▶ [What is being asked]: Copy the rows between the line holding "5 dBi left angle arc [693, 807, 707, 857]" and the line holding "30 degree label: 30° [943, 610, 970, 629]", inclusive, reproducing each one verbatim.

-------------------------

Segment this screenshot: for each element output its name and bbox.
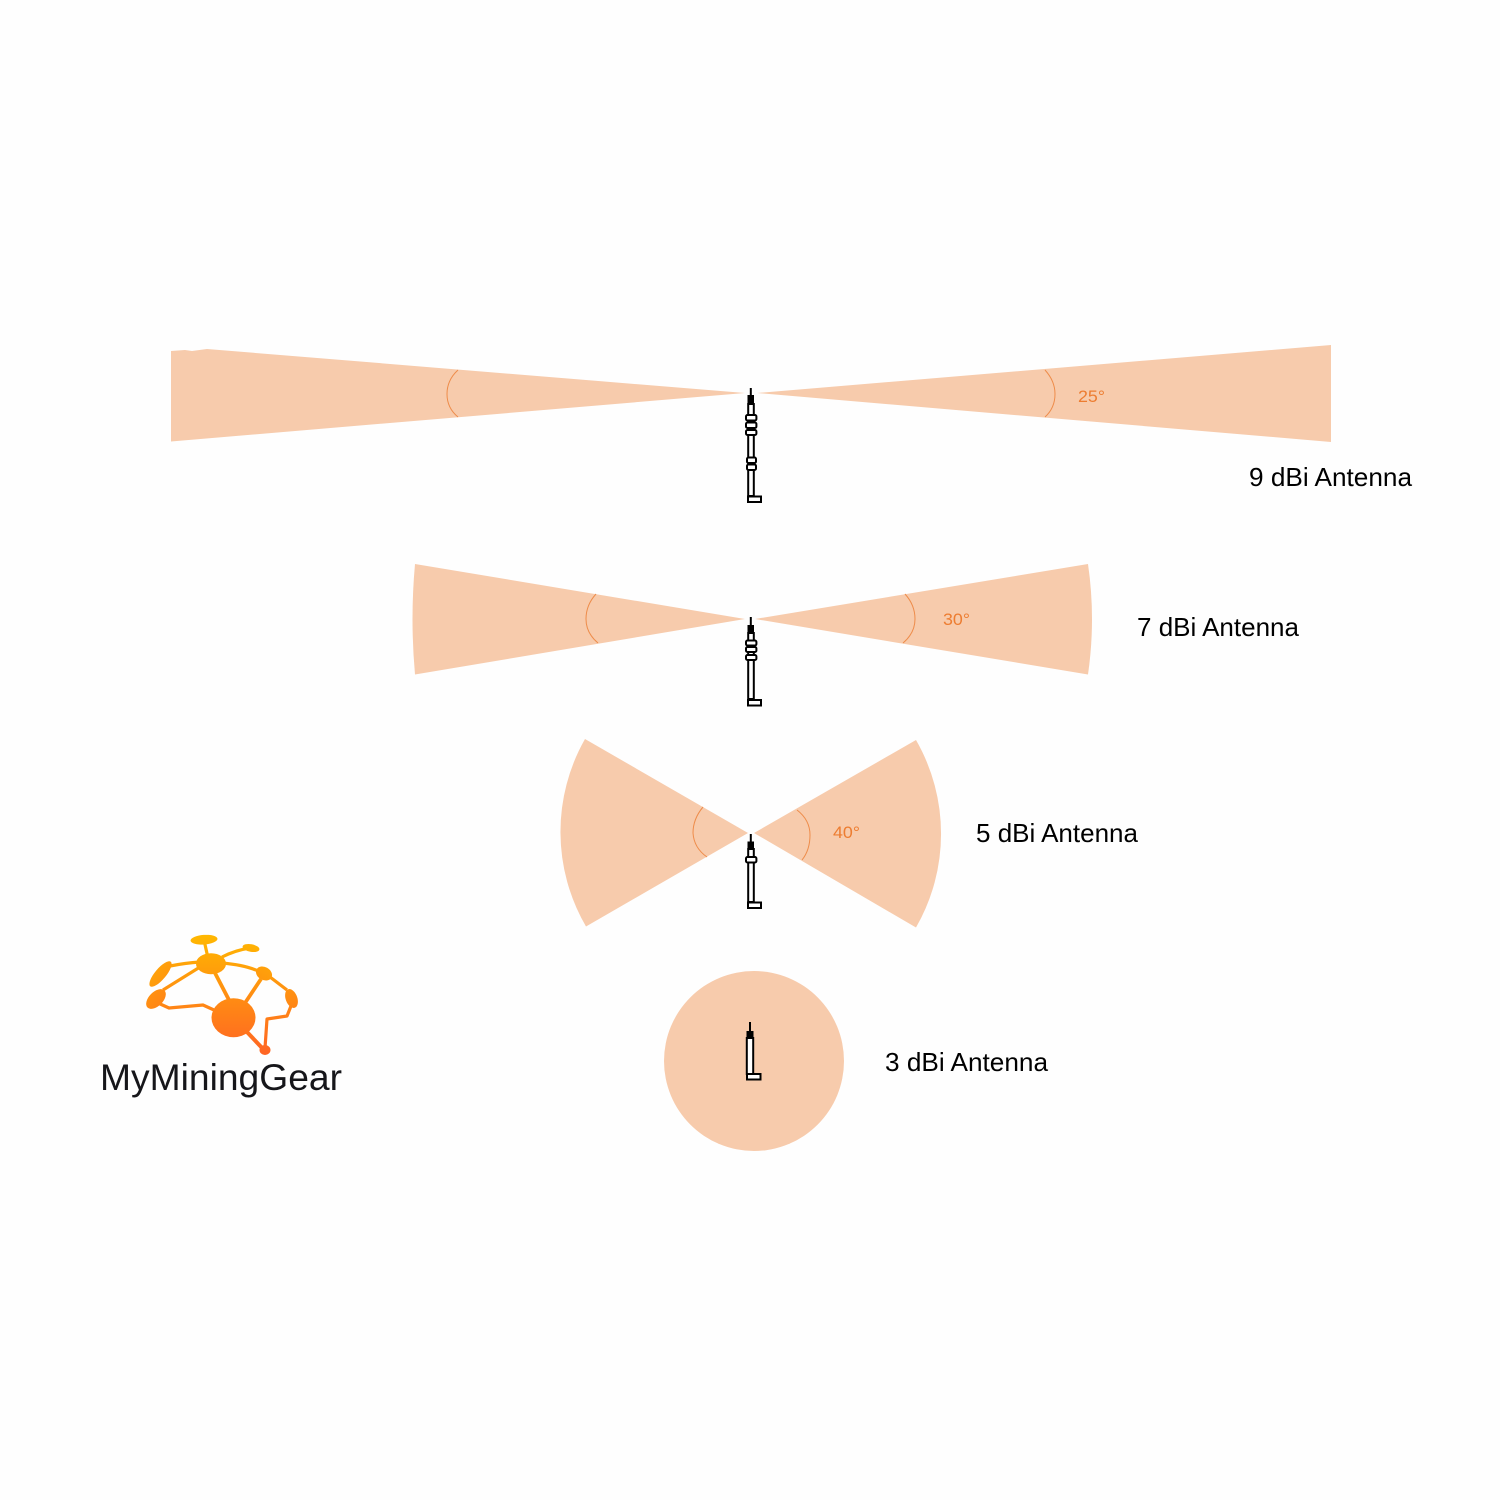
5 dBi left angle arc [693, 807, 707, 857]
icon: 7 dBi antenna [746, 617, 761, 706]
panel: 7 dBi antenna [412, 564, 1300, 706]
logo wordmark: MyMiningGear [100, 1057, 342, 1098]
icon: 3 dBi antenna [747, 1022, 760, 1080]
7 dBi right angle arc [903, 594, 915, 643]
40 degree label: 40° [833, 823, 860, 842]
3 dBi label: 3 dBi Antenna [885, 1047, 1049, 1077]
25 degree label: 25° [1078, 387, 1105, 406]
5 dBi left beam [560, 739, 748, 926]
7 dBi left beam [412, 564, 745, 674]
9 dBi right beam [757, 345, 1331, 442]
icon: network brain [143, 934, 300, 1055]
7 dBi label: 7 dBi Antenna [1137, 612, 1300, 642]
9 dBi left angle arc [447, 370, 458, 417]
panel: 5 dBi antenna [560, 739, 1139, 928]
9 dBi right angle arc [1045, 370, 1055, 417]
9 dBi left beam [171, 349, 745, 442]
7 dBi right beam [755, 564, 1092, 674]
panel: 9 dBi antenna [171, 345, 1413, 502]
3 dBi omnidirectional circle [664, 971, 844, 1151]
icon: 9 dBi antenna [746, 388, 761, 502]
icon: 5 dBi antenna [746, 834, 761, 908]
9 dBi label: 9 dBi Antenna [1249, 462, 1413, 492]
30 degree label: 30° [943, 610, 970, 629]
panel: 3 dBi antenna [664, 971, 1049, 1151]
5 dBi right angle arc [797, 810, 810, 860]
7 dBi left angle arc [586, 594, 598, 643]
5 dBi right beam [754, 740, 941, 928]
5 dBi label: 5 dBi Antenna [976, 818, 1139, 848]
logo: MyMiningGear [100, 934, 342, 1098]
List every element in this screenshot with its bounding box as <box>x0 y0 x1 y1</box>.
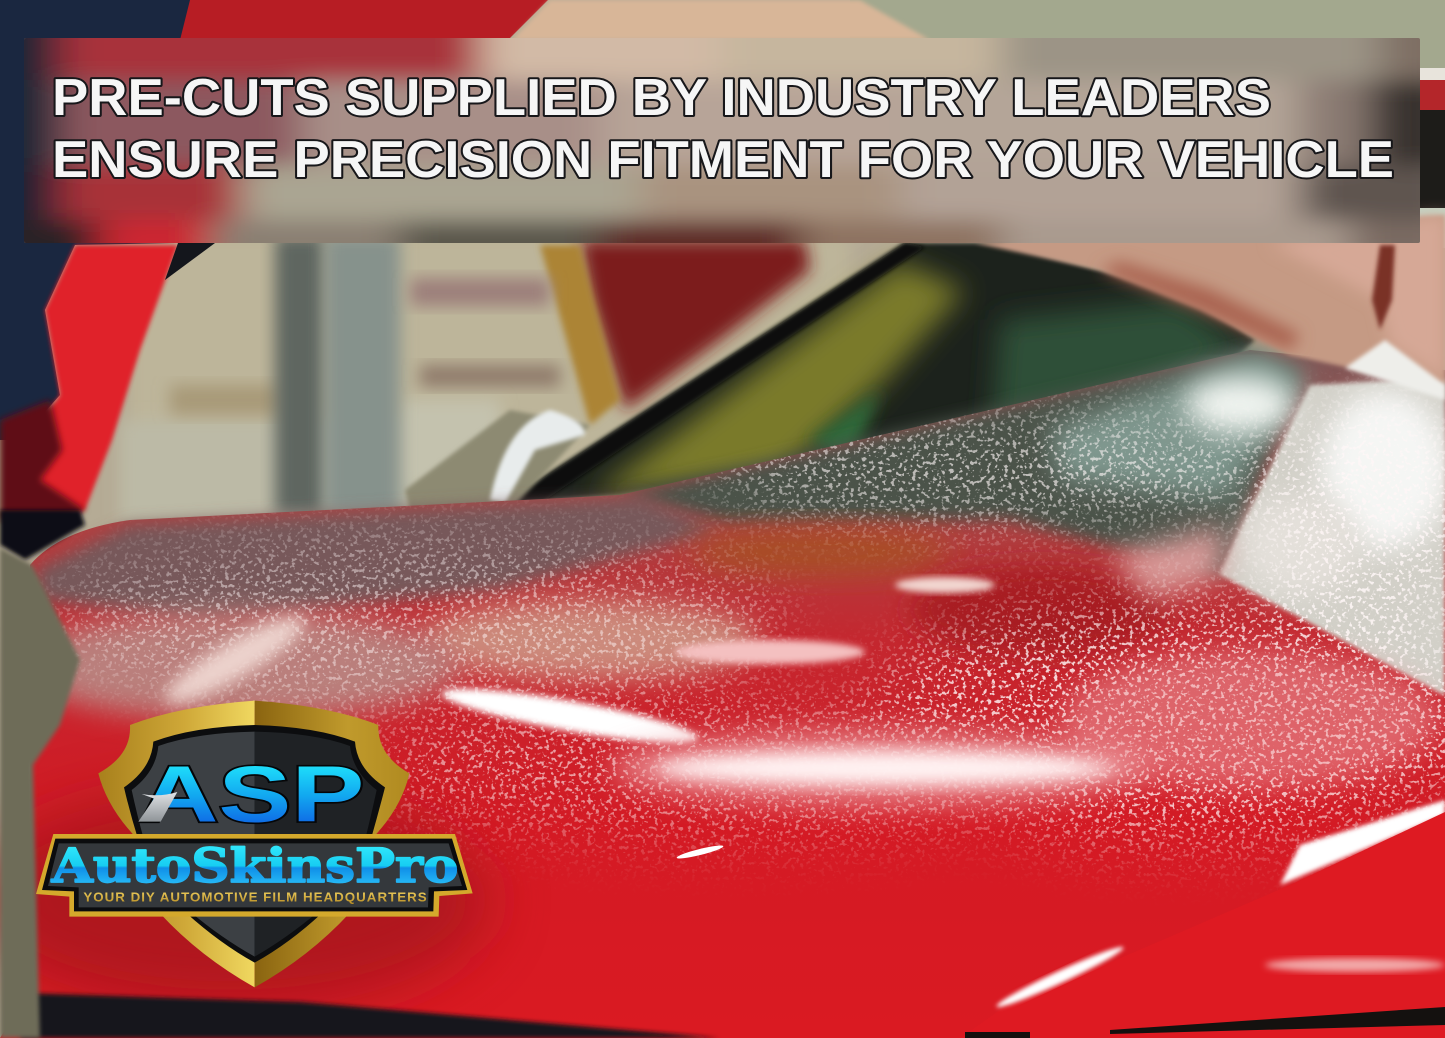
workshop background <box>120 0 1445 525</box>
water speckles <box>42 374 1445 888</box>
ASP monogram: ASP <box>139 749 364 838</box>
hood <box>0 350 1445 1038</box>
glare streaks on hood <box>157 577 1445 885</box>
lifted protective film <box>1219 378 1445 696</box>
headline text <box>52 69 1394 189</box>
name ribbon <box>36 834 473 917</box>
shield <box>98 701 409 987</box>
headline text: PRE-CUTS SUPPLIED BY INDUSTRY LEADERS <box>52 69 1271 127</box>
film lower edge <box>960 812 1445 1038</box>
headline text: ENSURE PRECISION FITMENT FOR YOUR VEHICLE <box>52 131 1394 189</box>
brand name: AutoSkinsPro <box>51 839 458 894</box>
tagline: YOUR DIY AUTOMOTIVE FILM HEADQUARTERS <box>83 889 427 904</box>
technician forearm and hand <box>975 40 1445 400</box>
headline banner <box>24 38 1420 243</box>
AutoSkinsPro logo badge <box>36 701 473 987</box>
technician sleeve and jacket <box>0 0 930 1038</box>
bottom of hood <box>20 993 720 1038</box>
banner frosted background <box>24 38 1420 243</box>
windshield <box>405 243 1255 512</box>
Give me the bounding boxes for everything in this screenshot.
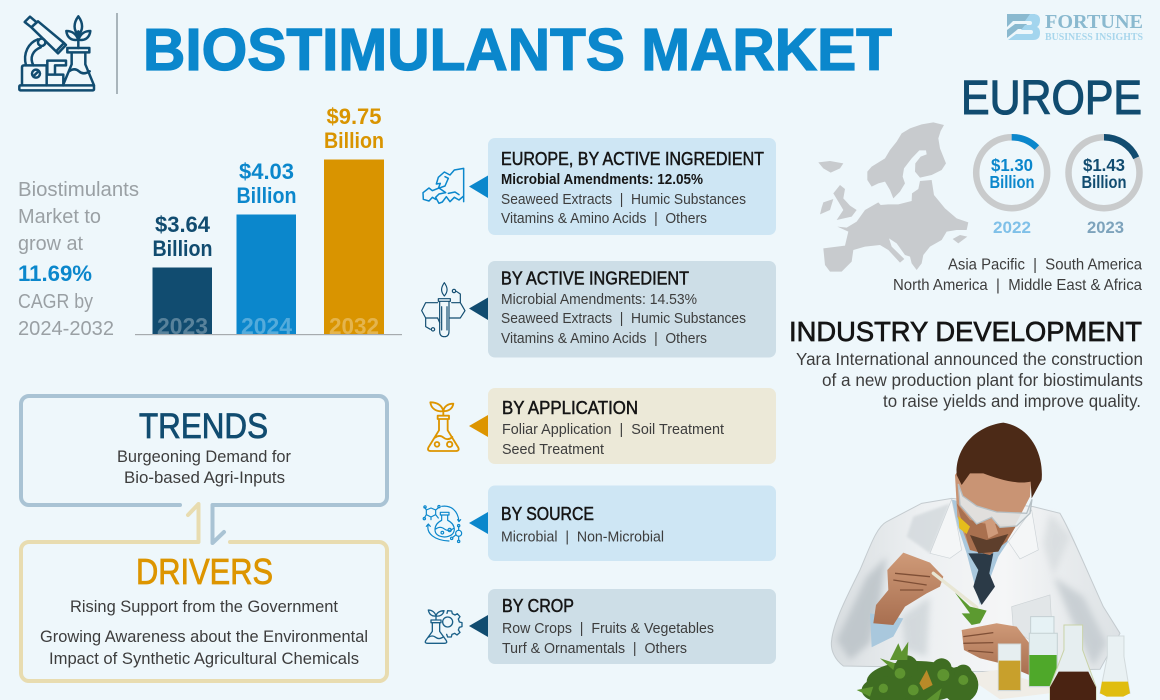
CAGR text block [18, 179, 139, 340]
card: Europe by active ingredient: Microbial Amendments: 12.05% [501, 172, 703, 188]
text: other regions [893, 256, 1142, 294]
bar: 2023: Billion [152, 236, 212, 261]
heading: Europe: EUROPE [961, 72, 1142, 125]
panel: trends [21, 396, 387, 543]
card: Europe by active ingredient [469, 138, 776, 235]
bar: 2032 [324, 104, 384, 339]
chart: Europe 2023 ring: Billion [1082, 172, 1126, 192]
card: by application: Seed Treatment [502, 442, 604, 458]
text: other regions: Asia Pacific | South America [948, 256, 1142, 274]
logo: Fortune Business Insights [1007, 11, 1143, 43]
icon: Europe outline [423, 168, 464, 203]
panel: trends: Bio-based Agri-Inputs [124, 468, 285, 487]
icon: flask with gear [425, 610, 462, 643]
chart: Europe 2022 ring [976, 137, 1047, 237]
card: by source [469, 486, 776, 561]
CAGR text block: 11.69% [18, 261, 92, 286]
bar: 2023: 2023 [157, 313, 208, 339]
CAGR text block: CAGR by [18, 291, 93, 313]
card: by crop: Row Crops | Fruits & Vegetables [502, 621, 714, 637]
card: by application: BY APPLICATION [502, 398, 638, 418]
icon: flask with molecules [423, 505, 462, 542]
panel: drivers: Growing Awareness about the Environmental [40, 627, 368, 646]
bar: 2032: $9.75 [326, 104, 382, 129]
text: industry development: Yara International announced the construction [796, 349, 1143, 369]
logo: Fortune Business Insights: BUSINESS INSIGHTS [1045, 32, 1143, 43]
bar: 2023: $3.64 [155, 212, 211, 237]
card: Europe by active ingredient: Seaweed Extracts | Humic Substances [501, 192, 746, 208]
card: by active ingredient: Microbial Amendments: 14.53% [501, 292, 697, 308]
card: by active ingredient [469, 261, 776, 358]
text: industry development: to raise yields and improve quality. [883, 391, 1141, 411]
card: by source: BY SOURCE [501, 504, 594, 524]
card: by crop [469, 589, 776, 664]
icon: test tube and hexagons [422, 283, 465, 337]
bar: 2032: 2032 [329, 313, 379, 339]
heading: industry development: INDUSTRY DEVELOPMENT [789, 316, 1142, 347]
card: by application [469, 388, 776, 464]
bar: 2024: 2024 [241, 313, 292, 339]
panel: drivers [21, 504, 387, 681]
CAGR text block: Market to [18, 206, 101, 228]
chart: Europe 2023 ring: $1.43 [1083, 155, 1125, 175]
card: by crop: Turf & Ornamentals | Others [502, 641, 687, 657]
panel: drivers: Rising Support from the Government [70, 597, 338, 616]
icon: flask with sprout [428, 402, 459, 451]
chart: Europe 2022 ring: Billion [990, 172, 1034, 192]
card: by crop: BY CROP [502, 596, 574, 616]
map: Europe [818, 122, 968, 272]
bar: 2023 [152, 212, 212, 339]
panel: drivers: Impact of Synthetic Agricultural Chemicals [49, 649, 359, 668]
icon: microscope and plant flask [19, 16, 94, 90]
text: other regions: North America | Middle East & Africa [893, 277, 1142, 294]
bar: 2024: Billion [236, 183, 296, 208]
card: by active ingredient: Vitamins & Amino Acids | Others [501, 331, 707, 347]
panel: trends: TRENDS [139, 407, 268, 446]
bar chart: market size [135, 104, 402, 339]
CAGR text block: grow at [18, 233, 83, 255]
chart: Europe 2022 ring: 2022 [993, 218, 1031, 237]
card: by source: Microbial | Non-Microbial [501, 530, 664, 546]
card: Europe by active ingredient: Vitamins & Amino Acids | Others [501, 211, 707, 227]
chart: Europe 2023 ring [1068, 137, 1140, 237]
bar: 2032: Billion [324, 128, 384, 153]
card: by application: Foliar Application | Soil Treatment [502, 422, 724, 438]
chart: Europe 2023 ring: 2023 [1087, 218, 1124, 237]
CAGR text block: 2024-2032 [18, 318, 114, 340]
bar: 2024: $4.03 [239, 159, 294, 184]
illustration: scientist with plant and flasks [831, 423, 1130, 700]
title: BIOSTIMULANTS MARKET [143, 17, 892, 83]
panel: drivers: DRIVERS [136, 551, 273, 592]
header divider [116, 13, 118, 94]
text: industry development: of a new production plant for biostimulants [822, 370, 1143, 390]
chart: Europe 2022 ring: $1.30 [991, 155, 1033, 175]
card: by active ingredient: Seaweed Extracts | Humic Substances [501, 311, 746, 327]
bar: 2024 [236, 159, 296, 339]
card: by active ingredient: BY ACTIVE INGREDIENT [501, 268, 689, 288]
CAGR text block: Biostimulants [18, 179, 139, 201]
card: Europe by active ingredient: EUROPE, BY ACTIVE INGREDIENT [501, 149, 764, 169]
panel: trends: Burgeoning Demand for [117, 447, 291, 466]
text: industry development [796, 349, 1143, 411]
logo: Fortune Business Insights: FORTUNE [1045, 11, 1143, 33]
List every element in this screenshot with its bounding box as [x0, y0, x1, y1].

-------------------------

▶ [Correct output]:
5 dBi left angle arc [693, 807, 707, 857]
icon: 7 dBi antenna [746, 617, 761, 706]
panel: 7 dBi antenna [412, 564, 1300, 706]
logo wordmark: MyMiningGear [100, 1057, 342, 1098]
icon: 3 dBi antenna [747, 1022, 760, 1080]
7 dBi right angle arc [903, 594, 915, 643]
40 degree label: 40° [833, 823, 860, 842]
3 dBi label: 3 dBi Antenna [885, 1047, 1049, 1077]
25 degree label: 25° [1078, 387, 1105, 406]
5 dBi left beam [560, 739, 748, 926]
7 dBi left beam [412, 564, 745, 674]
9 dBi right beam [757, 345, 1331, 442]
icon: network brain [143, 934, 300, 1055]
7 dBi label: 7 dBi Antenna [1137, 612, 1300, 642]
9 dBi left angle arc [447, 370, 458, 417]
panel: 5 dBi antenna [560, 739, 1139, 928]
9 dBi right angle arc [1045, 370, 1055, 417]
9 dBi left beam [171, 349, 745, 442]
7 dBi right beam [755, 564, 1092, 674]
panel: 9 dBi antenna [171, 345, 1413, 502]
3 dBi omnidirectional circle [664, 971, 844, 1151]
icon: 9 dBi antenna [746, 388, 761, 502]
icon: 5 dBi antenna [746, 834, 761, 908]
9 dBi label: 9 dBi Antenna [1249, 462, 1413, 492]
30 degree label: 30° [943, 610, 970, 629]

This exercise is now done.